- [TO DO]: Reproduce the line that holds "Extract the chart's" together with all the lines after it up to the end of the entries.

- [DATA LINES]:
● ● ● ●

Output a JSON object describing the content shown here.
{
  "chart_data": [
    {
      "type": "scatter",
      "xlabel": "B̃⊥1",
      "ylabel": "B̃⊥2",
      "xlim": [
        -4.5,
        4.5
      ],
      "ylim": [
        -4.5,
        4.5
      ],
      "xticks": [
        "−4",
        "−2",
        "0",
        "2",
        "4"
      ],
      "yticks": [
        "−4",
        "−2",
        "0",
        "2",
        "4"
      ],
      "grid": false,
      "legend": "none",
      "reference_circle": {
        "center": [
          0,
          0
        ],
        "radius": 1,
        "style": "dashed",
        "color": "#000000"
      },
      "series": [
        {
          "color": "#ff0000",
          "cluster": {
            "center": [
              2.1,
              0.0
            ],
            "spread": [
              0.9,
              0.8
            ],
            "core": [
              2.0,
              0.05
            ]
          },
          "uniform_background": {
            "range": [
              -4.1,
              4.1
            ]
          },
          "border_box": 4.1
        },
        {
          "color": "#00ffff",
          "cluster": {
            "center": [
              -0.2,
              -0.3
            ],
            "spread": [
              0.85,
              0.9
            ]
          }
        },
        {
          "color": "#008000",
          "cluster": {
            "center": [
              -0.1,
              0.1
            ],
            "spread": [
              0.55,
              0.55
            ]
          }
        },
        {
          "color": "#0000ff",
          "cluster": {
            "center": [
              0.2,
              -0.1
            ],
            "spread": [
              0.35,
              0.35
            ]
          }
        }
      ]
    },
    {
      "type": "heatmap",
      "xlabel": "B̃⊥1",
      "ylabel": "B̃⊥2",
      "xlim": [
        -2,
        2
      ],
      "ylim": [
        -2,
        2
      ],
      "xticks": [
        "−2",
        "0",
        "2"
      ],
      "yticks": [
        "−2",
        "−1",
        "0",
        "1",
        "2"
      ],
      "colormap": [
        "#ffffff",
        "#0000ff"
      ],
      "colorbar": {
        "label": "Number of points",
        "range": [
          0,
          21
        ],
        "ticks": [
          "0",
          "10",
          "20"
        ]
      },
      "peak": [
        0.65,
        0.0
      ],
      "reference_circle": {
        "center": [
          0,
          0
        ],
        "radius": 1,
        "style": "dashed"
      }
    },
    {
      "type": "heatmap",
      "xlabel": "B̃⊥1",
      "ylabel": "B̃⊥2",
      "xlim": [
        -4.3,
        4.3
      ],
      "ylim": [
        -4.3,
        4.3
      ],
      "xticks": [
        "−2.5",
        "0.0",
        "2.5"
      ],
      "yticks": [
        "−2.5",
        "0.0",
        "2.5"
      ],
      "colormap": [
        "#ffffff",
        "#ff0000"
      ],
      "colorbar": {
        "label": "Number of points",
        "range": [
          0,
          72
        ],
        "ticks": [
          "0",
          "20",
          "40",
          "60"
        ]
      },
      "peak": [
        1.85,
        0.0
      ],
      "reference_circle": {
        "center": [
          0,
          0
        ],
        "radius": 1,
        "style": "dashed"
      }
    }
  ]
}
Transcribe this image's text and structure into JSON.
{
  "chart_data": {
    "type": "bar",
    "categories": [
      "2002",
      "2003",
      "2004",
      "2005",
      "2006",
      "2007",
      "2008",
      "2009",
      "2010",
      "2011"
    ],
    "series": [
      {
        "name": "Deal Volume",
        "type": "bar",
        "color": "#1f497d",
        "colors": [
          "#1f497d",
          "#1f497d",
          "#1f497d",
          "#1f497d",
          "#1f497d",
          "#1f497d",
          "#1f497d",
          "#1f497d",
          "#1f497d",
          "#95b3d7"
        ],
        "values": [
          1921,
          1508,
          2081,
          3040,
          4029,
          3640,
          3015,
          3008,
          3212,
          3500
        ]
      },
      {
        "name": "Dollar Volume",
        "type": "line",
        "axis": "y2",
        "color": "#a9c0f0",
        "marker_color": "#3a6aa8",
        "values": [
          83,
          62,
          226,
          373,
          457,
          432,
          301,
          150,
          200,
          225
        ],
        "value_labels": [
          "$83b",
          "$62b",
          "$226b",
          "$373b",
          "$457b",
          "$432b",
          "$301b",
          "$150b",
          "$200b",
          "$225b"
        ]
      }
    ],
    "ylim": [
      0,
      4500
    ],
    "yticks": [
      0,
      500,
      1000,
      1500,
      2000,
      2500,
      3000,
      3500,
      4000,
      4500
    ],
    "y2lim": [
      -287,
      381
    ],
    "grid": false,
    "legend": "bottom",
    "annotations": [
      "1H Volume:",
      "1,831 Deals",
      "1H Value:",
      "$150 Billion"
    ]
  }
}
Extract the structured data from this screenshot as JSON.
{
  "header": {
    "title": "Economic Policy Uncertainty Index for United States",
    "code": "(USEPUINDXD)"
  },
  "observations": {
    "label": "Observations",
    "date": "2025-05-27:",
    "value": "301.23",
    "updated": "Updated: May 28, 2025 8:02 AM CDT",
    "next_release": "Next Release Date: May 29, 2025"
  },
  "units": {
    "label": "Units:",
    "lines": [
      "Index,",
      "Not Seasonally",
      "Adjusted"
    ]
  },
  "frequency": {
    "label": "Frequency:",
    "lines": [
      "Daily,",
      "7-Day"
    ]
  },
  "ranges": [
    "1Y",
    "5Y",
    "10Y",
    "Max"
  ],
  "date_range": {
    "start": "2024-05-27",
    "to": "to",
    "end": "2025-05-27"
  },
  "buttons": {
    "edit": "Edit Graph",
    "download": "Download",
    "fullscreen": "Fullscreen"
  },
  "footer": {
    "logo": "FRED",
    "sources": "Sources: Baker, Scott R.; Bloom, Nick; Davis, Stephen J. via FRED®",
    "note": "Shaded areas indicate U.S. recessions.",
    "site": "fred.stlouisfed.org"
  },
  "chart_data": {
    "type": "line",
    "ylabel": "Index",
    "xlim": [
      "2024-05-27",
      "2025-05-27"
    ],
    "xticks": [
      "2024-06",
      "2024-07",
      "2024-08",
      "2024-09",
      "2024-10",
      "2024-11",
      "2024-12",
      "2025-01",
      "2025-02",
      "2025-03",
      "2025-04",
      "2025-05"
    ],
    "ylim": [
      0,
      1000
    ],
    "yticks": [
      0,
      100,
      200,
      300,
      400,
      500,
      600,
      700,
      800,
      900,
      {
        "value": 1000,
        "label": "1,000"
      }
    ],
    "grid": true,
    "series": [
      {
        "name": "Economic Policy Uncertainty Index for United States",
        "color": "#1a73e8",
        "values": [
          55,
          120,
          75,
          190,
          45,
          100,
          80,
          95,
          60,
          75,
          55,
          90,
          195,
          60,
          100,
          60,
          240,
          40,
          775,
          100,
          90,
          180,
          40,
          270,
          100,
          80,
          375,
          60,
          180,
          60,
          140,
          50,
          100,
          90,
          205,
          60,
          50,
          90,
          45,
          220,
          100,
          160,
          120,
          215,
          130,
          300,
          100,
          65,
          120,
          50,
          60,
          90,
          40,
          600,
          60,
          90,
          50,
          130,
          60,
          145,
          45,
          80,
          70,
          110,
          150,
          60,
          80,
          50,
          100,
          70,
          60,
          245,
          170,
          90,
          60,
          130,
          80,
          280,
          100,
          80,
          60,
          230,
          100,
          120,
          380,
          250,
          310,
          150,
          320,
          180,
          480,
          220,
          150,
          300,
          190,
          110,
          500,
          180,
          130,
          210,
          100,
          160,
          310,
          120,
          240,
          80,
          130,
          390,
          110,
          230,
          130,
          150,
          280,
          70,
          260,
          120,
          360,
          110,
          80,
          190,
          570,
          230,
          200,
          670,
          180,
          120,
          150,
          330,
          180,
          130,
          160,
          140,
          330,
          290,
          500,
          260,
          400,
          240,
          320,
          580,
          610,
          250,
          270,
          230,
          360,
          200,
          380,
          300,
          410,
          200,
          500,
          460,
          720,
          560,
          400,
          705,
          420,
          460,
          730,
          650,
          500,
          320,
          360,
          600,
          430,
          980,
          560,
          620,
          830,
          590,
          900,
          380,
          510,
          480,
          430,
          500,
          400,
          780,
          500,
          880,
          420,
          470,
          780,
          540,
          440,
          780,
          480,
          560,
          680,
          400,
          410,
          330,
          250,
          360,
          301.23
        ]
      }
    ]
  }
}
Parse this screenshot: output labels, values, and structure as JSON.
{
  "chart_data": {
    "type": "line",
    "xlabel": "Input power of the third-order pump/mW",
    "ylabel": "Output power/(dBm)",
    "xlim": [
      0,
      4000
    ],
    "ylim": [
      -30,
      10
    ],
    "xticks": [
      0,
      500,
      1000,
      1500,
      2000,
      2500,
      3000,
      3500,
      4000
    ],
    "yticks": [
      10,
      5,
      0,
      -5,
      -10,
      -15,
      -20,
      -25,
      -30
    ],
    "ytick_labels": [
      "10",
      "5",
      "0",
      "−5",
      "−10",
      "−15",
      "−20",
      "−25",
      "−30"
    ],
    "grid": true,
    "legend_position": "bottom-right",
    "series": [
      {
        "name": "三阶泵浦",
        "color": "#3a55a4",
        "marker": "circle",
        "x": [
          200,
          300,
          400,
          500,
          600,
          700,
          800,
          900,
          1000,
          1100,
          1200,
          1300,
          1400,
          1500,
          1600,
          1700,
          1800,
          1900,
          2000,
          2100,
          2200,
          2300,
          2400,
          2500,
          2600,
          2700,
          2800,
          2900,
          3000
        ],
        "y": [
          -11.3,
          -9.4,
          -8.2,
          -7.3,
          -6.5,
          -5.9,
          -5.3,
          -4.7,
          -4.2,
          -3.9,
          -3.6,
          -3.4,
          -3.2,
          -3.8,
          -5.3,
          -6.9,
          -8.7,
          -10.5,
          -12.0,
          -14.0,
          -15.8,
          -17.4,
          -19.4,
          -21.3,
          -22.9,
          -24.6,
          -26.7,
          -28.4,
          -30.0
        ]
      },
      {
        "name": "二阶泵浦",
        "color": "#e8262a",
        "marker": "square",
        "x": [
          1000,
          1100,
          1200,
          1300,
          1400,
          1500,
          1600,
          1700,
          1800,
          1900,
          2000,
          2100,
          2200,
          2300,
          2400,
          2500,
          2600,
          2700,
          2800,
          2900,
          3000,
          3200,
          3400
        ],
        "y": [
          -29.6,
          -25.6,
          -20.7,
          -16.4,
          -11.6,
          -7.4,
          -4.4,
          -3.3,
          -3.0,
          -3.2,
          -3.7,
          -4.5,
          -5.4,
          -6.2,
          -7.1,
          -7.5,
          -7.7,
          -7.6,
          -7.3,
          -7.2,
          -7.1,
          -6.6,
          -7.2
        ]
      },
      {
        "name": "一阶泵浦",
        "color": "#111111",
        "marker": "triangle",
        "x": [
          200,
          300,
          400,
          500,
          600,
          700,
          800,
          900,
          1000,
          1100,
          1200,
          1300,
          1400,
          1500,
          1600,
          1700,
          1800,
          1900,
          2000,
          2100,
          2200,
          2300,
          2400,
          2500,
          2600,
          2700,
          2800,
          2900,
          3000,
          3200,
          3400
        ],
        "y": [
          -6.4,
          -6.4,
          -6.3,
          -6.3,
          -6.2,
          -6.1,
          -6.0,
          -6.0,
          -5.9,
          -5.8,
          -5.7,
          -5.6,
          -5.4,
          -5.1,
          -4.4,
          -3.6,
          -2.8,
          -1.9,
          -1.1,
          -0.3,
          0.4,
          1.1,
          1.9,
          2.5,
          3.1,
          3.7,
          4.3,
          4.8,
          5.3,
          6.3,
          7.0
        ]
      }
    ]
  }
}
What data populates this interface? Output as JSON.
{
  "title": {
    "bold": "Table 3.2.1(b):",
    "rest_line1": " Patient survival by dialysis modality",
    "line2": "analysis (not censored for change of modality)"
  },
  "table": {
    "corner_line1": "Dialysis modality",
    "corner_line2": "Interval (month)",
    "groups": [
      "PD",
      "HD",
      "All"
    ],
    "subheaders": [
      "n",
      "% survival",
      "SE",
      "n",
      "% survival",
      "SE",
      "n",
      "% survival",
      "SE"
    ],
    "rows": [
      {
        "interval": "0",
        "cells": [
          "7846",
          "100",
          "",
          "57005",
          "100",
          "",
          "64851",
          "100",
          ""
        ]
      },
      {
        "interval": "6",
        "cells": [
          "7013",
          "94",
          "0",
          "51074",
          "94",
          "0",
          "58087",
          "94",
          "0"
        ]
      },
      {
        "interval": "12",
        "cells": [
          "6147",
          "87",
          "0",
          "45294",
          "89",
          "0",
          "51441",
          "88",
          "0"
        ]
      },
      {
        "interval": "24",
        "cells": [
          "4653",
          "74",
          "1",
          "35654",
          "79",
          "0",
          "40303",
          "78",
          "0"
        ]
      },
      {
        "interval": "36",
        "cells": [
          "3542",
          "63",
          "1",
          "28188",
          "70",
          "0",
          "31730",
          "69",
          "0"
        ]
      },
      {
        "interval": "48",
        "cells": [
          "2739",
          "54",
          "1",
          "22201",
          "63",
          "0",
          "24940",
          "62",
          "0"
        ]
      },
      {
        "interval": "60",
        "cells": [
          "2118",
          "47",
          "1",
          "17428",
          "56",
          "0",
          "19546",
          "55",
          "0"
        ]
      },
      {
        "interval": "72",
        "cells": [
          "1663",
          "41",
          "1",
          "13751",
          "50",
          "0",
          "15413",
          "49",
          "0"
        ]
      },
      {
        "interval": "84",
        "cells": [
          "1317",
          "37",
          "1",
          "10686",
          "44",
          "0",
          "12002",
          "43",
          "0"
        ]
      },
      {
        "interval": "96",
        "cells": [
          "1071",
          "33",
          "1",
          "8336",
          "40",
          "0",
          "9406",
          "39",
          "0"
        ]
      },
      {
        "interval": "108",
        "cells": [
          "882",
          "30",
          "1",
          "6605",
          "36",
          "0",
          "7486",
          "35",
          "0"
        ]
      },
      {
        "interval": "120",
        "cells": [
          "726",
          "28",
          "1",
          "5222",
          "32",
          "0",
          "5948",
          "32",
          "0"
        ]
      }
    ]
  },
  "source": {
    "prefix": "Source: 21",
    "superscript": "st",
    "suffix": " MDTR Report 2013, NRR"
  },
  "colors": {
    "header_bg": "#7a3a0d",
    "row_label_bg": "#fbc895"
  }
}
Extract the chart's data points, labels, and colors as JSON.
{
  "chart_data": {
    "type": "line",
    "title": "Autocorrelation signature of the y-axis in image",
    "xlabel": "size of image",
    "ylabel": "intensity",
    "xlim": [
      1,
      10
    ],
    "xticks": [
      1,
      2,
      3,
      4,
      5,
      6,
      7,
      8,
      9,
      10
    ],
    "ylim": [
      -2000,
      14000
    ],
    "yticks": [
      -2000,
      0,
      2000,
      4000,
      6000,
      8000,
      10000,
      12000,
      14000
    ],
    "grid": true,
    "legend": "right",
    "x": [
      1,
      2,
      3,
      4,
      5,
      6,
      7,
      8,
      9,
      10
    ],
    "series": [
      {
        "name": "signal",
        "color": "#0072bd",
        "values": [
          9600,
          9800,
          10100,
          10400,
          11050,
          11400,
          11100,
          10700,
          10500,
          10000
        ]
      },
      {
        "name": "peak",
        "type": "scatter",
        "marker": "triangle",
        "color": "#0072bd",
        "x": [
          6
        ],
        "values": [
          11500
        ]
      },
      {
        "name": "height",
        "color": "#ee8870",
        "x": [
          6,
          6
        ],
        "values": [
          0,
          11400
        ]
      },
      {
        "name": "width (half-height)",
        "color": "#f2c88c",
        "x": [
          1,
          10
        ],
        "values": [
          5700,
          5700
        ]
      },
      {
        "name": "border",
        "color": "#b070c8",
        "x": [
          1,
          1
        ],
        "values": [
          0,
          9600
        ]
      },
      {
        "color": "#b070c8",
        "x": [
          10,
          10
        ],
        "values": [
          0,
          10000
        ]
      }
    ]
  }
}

● ● ● ●

- [EXERCISE SOLUTION]:
Extract the chart's data points, labels, and colors as JSON.
{
  "chart_data": {
    "type": "line",
    "title": "Autocorrelation signature of the y-axis in image",
    "xlabel": "size of image",
    "ylabel": "intensity",
    "xlim": [
      1,
      10
    ],
    "xticks": [
      1,
      2,
      3,
      4,
      5,
      6,
      7,
      8,
      9,
      10
    ],
    "ylim": [
      -2000,
      14000
    ],
    "yticks": [
      -2000,
      0,
      2000,
      4000,
      6000,
      8000,
      10000,
      12000,
      14000
    ],
    "grid": true,
    "legend": "right",
    "x": [
      1,
      2,
      3,
      4,
      5,
      6,
      7,
      8,
      9,
      10
    ],
    "series": [
      {
        "name": "signal",
        "color": "#0072bd",
        "values": [
          9600,
          9800,
          10100,
          10400,
          11050,
          11400,
          11100,
          10700,
          10500,
          10000
        ]
      },
      {
        "name": "peak",
        "type": "scatter",
        "marker": "triangle",
        "color": "#0072bd",
        "x": [
          6
        ],
        "values": [
          11500
        ]
      },
      {
        "name": "height",
        "color": "#ee8870",
        "x": [
          6,
          6
        ],
        "values": [
          0,
          11400
        ]
      },
      {
        "name": "width (half-height)",
        "color": "#f2c88c",
        "x": [
          1,
          10
        ],
        "values": [
          5700,
          5700
        ]
      },
      {
        "name": "border",
        "color": "#b070c8",
        "x": [
          1,
          1
        ],
        "values": [
          0,
          9600
        ]
      },
      {
        "color": "#b070c8",
        "x": [
          10,
          10
        ],
        "values": [
          0,
          10000
        ]
      }
    ]
  }
}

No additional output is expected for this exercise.